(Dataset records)

— Begin —

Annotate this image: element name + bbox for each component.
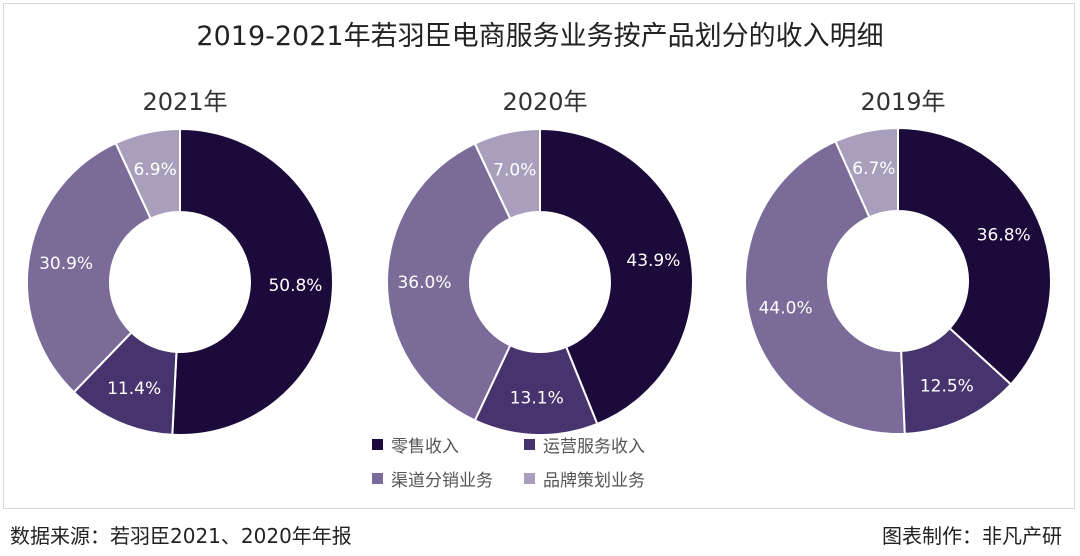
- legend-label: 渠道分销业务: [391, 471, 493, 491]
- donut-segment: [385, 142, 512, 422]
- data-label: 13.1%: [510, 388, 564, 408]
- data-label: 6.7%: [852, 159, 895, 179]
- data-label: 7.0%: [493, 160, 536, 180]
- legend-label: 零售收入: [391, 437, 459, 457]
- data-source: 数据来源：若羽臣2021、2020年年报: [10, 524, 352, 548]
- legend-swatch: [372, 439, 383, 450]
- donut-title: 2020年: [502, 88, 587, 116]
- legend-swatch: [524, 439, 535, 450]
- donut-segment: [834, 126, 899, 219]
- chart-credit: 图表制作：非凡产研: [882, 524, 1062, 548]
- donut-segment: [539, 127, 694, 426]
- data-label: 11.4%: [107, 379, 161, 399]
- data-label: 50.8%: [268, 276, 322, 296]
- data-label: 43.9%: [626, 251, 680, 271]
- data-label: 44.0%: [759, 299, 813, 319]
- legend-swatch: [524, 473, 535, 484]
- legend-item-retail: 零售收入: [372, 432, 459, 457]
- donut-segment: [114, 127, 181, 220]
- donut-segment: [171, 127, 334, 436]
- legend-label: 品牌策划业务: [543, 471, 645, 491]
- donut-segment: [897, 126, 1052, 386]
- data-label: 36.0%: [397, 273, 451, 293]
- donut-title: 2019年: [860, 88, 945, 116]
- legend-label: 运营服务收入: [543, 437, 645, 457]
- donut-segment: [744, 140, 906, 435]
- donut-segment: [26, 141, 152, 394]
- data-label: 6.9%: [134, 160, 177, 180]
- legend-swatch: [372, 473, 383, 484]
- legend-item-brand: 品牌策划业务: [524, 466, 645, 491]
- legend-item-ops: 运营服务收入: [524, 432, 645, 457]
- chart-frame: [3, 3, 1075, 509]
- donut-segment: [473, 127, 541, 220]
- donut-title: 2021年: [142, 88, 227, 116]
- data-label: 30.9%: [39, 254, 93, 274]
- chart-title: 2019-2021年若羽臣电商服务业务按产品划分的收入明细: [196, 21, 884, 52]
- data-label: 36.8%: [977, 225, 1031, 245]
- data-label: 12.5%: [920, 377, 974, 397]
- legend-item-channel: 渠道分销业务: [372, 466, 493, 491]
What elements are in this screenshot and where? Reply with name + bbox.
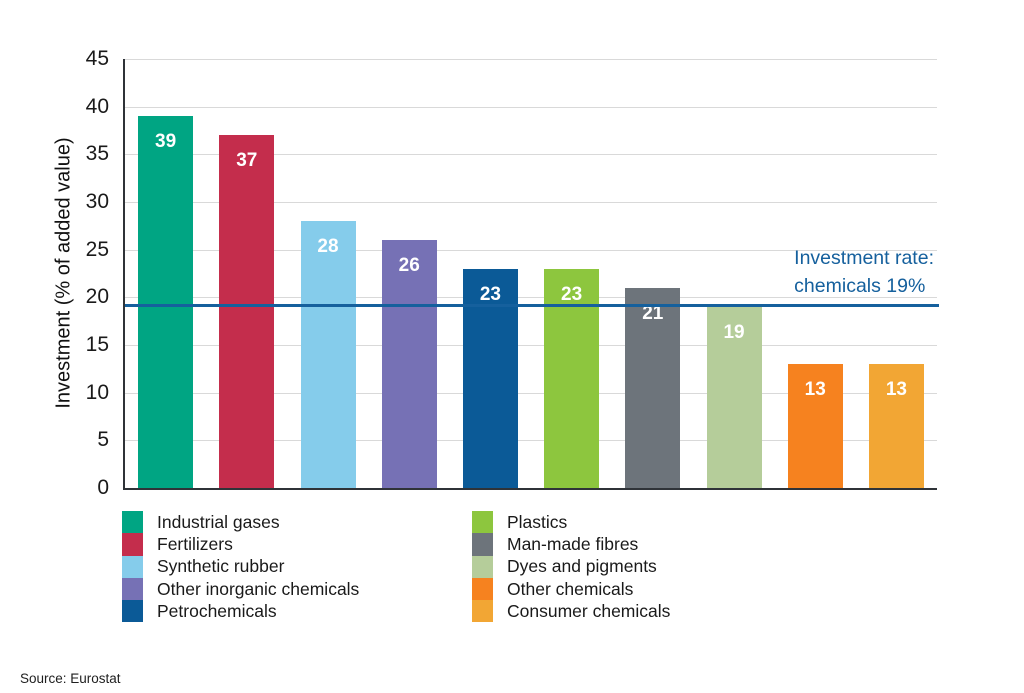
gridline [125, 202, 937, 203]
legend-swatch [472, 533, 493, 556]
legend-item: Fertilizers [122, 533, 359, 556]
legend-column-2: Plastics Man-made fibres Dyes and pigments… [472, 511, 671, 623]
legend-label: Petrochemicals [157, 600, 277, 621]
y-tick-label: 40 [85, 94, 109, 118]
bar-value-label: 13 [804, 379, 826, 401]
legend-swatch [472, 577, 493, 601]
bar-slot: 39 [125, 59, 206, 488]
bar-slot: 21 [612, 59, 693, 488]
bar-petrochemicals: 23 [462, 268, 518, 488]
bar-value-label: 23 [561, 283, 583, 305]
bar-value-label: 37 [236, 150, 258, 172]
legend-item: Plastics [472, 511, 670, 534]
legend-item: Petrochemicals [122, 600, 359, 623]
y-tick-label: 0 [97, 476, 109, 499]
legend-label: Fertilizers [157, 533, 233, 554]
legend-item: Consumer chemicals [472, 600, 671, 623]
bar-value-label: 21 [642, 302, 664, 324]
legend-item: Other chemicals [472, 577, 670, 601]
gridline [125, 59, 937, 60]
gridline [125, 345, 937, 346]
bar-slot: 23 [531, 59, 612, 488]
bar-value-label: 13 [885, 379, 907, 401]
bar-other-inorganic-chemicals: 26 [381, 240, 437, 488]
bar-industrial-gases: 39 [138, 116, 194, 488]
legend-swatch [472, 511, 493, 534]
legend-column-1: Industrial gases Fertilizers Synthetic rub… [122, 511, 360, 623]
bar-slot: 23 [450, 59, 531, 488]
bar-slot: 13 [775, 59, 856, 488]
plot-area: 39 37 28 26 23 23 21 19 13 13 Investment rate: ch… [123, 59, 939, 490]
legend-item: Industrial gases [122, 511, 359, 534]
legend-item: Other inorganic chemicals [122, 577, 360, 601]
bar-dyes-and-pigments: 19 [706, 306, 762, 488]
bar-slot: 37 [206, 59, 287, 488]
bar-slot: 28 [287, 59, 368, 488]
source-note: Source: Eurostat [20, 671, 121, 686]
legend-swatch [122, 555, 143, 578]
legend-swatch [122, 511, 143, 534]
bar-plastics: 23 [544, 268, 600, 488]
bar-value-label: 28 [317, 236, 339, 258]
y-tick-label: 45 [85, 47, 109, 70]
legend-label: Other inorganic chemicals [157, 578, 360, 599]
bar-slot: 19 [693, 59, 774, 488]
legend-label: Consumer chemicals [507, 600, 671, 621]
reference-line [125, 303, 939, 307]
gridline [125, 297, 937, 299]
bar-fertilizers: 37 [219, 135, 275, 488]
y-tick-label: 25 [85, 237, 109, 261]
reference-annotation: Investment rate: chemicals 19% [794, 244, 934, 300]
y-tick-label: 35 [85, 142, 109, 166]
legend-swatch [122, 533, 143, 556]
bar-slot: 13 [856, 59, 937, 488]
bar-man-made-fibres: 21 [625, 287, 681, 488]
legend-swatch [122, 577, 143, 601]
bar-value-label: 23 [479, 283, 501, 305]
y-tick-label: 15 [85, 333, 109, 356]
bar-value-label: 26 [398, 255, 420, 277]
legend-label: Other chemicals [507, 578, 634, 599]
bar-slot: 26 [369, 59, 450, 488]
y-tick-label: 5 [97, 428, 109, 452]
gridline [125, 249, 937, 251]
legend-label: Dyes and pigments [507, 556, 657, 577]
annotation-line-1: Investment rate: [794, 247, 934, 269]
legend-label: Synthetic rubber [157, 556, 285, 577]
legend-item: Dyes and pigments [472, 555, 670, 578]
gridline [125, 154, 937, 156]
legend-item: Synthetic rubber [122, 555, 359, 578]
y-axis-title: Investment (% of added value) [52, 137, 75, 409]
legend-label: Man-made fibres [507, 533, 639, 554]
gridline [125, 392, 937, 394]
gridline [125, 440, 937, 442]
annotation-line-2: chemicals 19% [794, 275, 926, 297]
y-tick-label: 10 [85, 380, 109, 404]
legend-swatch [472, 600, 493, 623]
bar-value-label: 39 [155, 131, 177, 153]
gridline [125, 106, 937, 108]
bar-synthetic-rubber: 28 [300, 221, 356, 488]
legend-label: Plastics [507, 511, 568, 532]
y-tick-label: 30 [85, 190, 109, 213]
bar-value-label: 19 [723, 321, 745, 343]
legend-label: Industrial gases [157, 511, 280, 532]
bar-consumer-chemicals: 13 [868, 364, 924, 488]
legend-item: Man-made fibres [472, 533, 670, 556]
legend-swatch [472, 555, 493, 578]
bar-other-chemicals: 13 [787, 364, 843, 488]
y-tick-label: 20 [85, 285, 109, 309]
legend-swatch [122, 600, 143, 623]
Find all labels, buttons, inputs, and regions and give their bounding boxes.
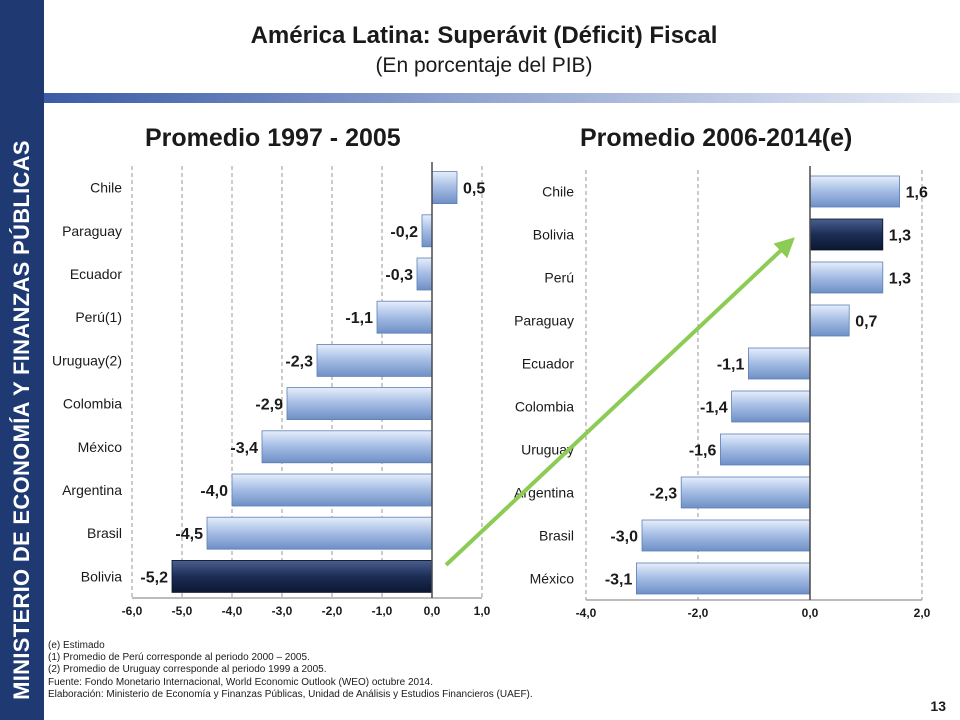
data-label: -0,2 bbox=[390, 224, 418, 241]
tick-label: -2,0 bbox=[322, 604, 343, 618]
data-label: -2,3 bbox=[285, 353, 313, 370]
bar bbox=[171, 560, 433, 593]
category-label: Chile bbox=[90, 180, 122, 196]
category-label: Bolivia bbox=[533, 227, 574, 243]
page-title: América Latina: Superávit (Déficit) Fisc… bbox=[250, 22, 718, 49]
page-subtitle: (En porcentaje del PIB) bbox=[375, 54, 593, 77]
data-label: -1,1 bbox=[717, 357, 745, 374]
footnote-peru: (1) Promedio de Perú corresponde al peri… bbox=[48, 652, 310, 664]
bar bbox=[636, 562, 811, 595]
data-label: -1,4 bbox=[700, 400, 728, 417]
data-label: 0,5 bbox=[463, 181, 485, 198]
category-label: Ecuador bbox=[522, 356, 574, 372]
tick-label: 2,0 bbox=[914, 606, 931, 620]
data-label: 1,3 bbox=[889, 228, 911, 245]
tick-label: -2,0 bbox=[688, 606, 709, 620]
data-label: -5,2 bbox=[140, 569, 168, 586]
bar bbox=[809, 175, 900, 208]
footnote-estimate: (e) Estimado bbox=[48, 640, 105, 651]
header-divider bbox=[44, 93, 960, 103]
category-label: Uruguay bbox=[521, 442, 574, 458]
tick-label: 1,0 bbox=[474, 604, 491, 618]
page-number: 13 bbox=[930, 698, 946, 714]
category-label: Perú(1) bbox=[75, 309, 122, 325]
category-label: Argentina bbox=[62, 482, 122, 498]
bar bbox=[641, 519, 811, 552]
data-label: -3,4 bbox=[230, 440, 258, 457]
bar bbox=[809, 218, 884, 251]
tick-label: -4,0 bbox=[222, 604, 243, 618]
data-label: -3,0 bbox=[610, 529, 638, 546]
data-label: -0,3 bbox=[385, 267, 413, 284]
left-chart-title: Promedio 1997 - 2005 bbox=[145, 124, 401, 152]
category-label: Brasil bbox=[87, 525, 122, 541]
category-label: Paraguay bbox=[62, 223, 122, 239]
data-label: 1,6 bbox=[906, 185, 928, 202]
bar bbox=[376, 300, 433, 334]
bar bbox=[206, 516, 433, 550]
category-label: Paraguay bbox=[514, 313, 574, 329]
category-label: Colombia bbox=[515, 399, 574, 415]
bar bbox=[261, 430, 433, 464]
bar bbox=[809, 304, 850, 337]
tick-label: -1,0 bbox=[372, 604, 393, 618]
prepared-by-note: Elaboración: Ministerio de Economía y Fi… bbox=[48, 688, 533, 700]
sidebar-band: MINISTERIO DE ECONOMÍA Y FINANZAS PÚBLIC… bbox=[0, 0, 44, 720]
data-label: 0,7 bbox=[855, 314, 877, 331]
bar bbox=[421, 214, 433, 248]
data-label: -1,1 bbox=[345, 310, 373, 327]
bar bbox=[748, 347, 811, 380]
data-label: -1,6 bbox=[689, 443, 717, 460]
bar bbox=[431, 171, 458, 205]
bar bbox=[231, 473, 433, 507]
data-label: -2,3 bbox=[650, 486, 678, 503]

— End —

- [Exercise aim]: Please repeat, word for word, every line in the entries above from the one containing "data-label: -0,2 bbox=[390, 224, 418, 241]" down to the one containing "data-label: -1,1 bbox=[717, 357, 745, 374]", including both of those lines.

- [Response for this exercise]:
data-label: -0,2 bbox=[390, 224, 418, 241]
tick-label: -2,0 bbox=[322, 604, 343, 618]
data-label: -2,3 bbox=[285, 353, 313, 370]
bar bbox=[171, 560, 433, 593]
category-label: Chile bbox=[90, 180, 122, 196]
category-label: Bolivia bbox=[533, 227, 574, 243]
page-title: América Latina: Superávit (Déficit) Fisc… bbox=[250, 22, 718, 49]
page-subtitle: (En porcentaje del PIB) bbox=[375, 54, 593, 77]
data-label: -1,1 bbox=[717, 357, 745, 374]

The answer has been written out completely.